■ **Exercise**: Each entry must appear again exactly as it does in the source.

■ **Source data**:
========

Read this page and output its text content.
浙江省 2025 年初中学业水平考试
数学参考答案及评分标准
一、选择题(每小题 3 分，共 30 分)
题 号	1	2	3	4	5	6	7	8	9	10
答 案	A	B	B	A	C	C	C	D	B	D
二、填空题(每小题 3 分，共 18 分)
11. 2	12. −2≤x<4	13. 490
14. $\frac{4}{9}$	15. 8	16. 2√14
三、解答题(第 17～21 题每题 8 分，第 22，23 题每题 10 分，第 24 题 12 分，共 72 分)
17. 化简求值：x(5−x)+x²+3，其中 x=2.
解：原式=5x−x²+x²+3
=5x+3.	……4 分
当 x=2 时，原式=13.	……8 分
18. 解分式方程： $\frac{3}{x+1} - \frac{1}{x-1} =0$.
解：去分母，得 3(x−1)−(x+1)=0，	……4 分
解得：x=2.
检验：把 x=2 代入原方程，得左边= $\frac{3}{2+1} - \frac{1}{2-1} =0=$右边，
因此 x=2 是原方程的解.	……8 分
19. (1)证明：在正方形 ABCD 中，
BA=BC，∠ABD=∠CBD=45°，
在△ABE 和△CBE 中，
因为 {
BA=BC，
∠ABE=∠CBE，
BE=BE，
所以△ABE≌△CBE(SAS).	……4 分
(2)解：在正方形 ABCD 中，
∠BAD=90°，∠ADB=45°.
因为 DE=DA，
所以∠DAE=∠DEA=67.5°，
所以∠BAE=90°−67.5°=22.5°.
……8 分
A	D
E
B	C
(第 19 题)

========

■ **Correct output**:
Read this page and output its text content.
浙江省 2025 年初中学业水平考试
数学参考答案及评分标准
一、选择题(每小题 3 分，共 30 分)
题 号	1	2	3	4	5	6	7	8	9	10
答 案	A	B	B	A	C	C	C	D	B	D
二、填空题(每小题 3 分，共 18 分)
11. 2	12. −2≤x<4	13. 490
14. $\frac{4}{9}$	15. 8	16. 2√14
三、解答题(第 17～21 题每题 8 分，第 22，23 题每题 10 分，第 24 题 12 分，共 72 分)
17. 化简求值：x(5−x)+x²+3，其中 x=2.
解：原式=5x−x²+x²+3
=5x+3.	……4 分
当 x=2 时，原式=13.	……8 分
18. 解分式方程： $\frac{3}{x+1} - \frac{1}{x-1} =0$.
解：去分母，得 3(x−1)−(x+1)=0，	……4 分
解得：x=2.
检验：把 x=2 代入原方程，得左边= $\frac{3}{2+1} - \frac{1}{2-1} =0=$右边，
因此 x=2 是原方程的解.	……8 分
19. (1)证明：在正方形 ABCD 中，
BA=BC，∠ABD=∠CBD=45°，
在△ABE 和△CBE 中，
因为 {
BA=BC，
∠ABE=∠CBE，
BE=BE，
所以△ABE≌△CBE(SAS).	……4 分
(2)解：在正方形 ABCD 中，
∠BAD=90°，∠ADB=45°.
因为 DE=DA，
所以∠DAE=∠DEA=67.5°，
所以∠BAE=90°−67.5°=22.5°.
……8 分
A	D
E
B	C
(第 19 题)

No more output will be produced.